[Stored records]
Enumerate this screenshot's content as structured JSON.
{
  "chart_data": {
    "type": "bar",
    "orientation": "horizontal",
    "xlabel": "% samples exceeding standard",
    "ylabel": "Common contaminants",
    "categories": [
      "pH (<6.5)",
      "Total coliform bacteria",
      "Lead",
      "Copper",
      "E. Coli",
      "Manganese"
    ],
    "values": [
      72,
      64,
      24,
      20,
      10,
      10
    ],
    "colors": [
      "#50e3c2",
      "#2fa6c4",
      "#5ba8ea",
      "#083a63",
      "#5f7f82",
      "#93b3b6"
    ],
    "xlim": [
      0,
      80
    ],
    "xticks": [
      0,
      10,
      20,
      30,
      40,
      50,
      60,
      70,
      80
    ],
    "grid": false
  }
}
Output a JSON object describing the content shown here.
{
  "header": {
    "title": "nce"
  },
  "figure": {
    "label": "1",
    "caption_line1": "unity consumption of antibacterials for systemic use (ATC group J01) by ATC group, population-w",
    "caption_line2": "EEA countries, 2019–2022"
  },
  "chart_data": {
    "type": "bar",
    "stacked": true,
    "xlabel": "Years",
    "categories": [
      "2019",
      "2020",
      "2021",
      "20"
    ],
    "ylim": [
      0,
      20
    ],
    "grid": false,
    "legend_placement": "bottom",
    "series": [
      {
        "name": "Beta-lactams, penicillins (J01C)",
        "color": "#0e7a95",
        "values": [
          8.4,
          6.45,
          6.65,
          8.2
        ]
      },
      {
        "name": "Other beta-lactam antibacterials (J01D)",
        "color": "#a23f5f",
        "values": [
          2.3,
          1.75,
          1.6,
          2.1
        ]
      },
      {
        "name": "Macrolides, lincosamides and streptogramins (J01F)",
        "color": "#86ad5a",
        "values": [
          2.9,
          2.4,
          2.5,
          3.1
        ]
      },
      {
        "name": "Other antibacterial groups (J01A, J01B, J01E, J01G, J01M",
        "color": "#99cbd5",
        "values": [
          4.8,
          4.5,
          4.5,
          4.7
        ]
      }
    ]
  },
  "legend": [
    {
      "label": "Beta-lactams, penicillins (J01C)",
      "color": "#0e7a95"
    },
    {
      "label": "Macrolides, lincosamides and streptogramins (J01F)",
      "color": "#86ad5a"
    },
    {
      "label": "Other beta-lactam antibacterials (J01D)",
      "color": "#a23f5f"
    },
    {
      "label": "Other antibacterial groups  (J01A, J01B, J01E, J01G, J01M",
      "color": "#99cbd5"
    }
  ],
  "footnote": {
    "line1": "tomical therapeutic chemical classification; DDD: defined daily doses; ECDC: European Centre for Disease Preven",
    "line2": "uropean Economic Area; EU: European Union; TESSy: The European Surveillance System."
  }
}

--

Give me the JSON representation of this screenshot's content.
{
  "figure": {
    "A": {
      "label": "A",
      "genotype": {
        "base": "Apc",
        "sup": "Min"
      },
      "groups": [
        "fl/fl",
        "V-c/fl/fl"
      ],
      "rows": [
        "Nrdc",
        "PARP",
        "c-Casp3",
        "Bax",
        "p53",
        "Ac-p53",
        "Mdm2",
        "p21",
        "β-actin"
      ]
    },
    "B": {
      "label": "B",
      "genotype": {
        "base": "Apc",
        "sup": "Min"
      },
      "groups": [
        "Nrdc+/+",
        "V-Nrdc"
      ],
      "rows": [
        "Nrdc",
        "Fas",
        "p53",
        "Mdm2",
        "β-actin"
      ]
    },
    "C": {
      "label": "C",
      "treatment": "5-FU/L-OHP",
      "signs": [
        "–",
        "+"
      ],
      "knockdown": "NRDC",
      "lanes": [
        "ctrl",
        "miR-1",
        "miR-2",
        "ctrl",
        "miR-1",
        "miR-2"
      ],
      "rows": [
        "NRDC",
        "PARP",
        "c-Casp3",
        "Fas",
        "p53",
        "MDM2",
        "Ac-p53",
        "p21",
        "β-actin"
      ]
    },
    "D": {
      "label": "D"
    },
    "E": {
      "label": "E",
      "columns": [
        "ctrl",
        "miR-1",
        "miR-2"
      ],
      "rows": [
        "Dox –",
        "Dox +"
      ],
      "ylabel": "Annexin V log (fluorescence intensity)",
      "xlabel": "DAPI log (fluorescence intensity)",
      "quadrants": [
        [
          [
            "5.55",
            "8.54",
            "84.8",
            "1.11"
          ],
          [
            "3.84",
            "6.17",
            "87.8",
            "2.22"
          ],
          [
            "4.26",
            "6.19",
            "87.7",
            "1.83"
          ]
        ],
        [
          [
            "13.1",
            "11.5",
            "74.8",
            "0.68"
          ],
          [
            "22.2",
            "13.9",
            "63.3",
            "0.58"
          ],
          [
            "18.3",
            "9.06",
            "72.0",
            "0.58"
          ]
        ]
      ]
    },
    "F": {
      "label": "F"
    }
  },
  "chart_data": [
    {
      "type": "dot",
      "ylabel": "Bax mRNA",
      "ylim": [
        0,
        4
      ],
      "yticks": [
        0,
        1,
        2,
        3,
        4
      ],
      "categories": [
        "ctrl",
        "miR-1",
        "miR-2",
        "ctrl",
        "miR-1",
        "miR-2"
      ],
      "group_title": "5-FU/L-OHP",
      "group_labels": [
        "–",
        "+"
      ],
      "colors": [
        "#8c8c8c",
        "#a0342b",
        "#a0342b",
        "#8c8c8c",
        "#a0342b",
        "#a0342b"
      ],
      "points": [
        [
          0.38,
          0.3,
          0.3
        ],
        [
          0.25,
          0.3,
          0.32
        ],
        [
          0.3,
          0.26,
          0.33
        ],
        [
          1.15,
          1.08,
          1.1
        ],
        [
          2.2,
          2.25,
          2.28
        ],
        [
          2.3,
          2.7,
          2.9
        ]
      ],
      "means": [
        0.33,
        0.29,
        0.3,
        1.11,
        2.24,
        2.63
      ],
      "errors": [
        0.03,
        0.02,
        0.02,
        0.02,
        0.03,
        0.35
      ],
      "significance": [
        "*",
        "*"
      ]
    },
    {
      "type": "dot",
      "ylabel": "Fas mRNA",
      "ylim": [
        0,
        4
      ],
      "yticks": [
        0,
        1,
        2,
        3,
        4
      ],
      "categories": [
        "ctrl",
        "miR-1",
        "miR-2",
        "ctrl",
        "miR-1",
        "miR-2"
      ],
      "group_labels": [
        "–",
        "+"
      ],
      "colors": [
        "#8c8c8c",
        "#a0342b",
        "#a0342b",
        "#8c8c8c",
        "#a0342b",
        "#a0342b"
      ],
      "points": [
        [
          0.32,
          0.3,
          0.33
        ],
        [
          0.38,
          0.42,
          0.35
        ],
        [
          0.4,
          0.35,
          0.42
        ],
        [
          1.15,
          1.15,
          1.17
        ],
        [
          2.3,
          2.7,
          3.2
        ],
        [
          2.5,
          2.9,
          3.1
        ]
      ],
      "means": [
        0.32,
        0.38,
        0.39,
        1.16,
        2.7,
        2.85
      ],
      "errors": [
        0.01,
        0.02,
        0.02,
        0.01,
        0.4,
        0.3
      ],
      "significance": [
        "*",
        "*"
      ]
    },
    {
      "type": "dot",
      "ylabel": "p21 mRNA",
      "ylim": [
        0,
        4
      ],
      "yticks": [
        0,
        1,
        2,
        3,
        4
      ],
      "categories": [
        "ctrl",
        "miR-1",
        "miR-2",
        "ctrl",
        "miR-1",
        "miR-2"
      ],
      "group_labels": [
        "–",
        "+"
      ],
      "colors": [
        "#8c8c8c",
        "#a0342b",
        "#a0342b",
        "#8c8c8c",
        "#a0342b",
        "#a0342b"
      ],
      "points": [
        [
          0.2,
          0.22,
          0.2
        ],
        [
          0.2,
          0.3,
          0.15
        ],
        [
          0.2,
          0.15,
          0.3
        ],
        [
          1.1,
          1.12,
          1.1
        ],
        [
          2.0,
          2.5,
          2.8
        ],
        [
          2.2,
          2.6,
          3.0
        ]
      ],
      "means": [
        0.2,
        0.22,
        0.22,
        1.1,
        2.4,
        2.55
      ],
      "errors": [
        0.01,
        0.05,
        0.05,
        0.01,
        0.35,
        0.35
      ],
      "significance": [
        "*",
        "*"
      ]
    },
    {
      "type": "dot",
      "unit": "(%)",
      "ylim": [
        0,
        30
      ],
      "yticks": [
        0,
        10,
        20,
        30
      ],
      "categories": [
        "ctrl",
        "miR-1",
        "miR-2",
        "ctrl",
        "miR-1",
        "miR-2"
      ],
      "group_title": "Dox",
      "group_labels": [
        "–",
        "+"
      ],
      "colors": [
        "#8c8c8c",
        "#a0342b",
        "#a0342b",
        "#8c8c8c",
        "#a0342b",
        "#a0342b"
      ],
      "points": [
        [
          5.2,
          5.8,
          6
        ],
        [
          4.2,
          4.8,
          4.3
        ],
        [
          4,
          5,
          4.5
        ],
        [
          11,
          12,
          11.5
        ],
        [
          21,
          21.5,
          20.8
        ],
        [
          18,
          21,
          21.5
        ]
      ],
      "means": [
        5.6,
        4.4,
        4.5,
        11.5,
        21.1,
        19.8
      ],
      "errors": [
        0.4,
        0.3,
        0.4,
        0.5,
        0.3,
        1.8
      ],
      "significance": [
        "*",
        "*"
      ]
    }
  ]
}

---

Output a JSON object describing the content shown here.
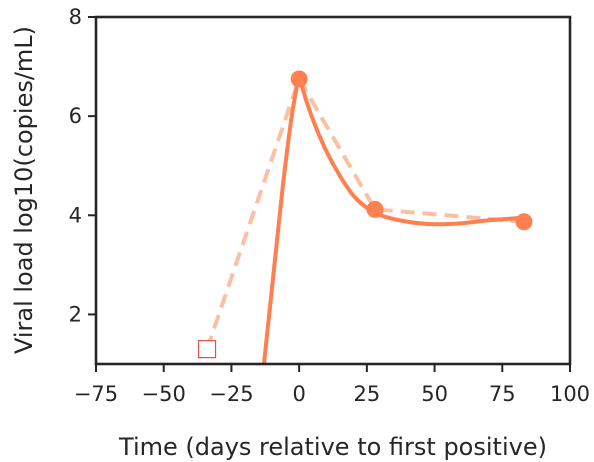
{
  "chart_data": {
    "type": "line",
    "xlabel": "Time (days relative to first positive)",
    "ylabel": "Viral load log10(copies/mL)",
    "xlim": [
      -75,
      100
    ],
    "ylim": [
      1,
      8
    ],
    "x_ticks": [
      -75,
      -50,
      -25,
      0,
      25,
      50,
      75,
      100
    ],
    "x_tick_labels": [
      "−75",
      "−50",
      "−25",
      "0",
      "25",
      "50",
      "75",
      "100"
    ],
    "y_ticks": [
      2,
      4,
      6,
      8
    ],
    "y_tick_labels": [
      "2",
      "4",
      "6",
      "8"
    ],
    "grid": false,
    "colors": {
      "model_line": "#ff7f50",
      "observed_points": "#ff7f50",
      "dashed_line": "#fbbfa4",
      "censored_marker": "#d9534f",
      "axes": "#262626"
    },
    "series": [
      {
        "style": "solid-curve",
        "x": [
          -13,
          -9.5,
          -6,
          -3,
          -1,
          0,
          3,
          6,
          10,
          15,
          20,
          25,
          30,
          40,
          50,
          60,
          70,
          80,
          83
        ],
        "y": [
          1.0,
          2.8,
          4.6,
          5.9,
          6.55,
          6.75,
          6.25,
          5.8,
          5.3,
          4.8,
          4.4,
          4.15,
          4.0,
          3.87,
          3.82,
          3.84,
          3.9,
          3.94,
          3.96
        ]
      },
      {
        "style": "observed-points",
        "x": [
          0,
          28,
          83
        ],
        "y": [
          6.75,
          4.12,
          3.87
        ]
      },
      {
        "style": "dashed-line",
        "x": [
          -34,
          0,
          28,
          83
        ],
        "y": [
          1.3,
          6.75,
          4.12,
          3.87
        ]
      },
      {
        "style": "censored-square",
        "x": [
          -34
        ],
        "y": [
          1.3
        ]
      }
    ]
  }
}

● **Exercise aim**
Looking through the data above, copy out each line in which the string "Other" occurs.

● **The completed task**
        "name": "Other beta-lactam antibacterials (J01D)",
        "name": "Other antibacterial groups (J01A, J01B, J01E, J01G, J01M",
      "label": "Other beta-lactam antibacterials (J01D)",
      "label": "Other antibacterial groups  (J01A, J01B, J01E, J01G, J01M",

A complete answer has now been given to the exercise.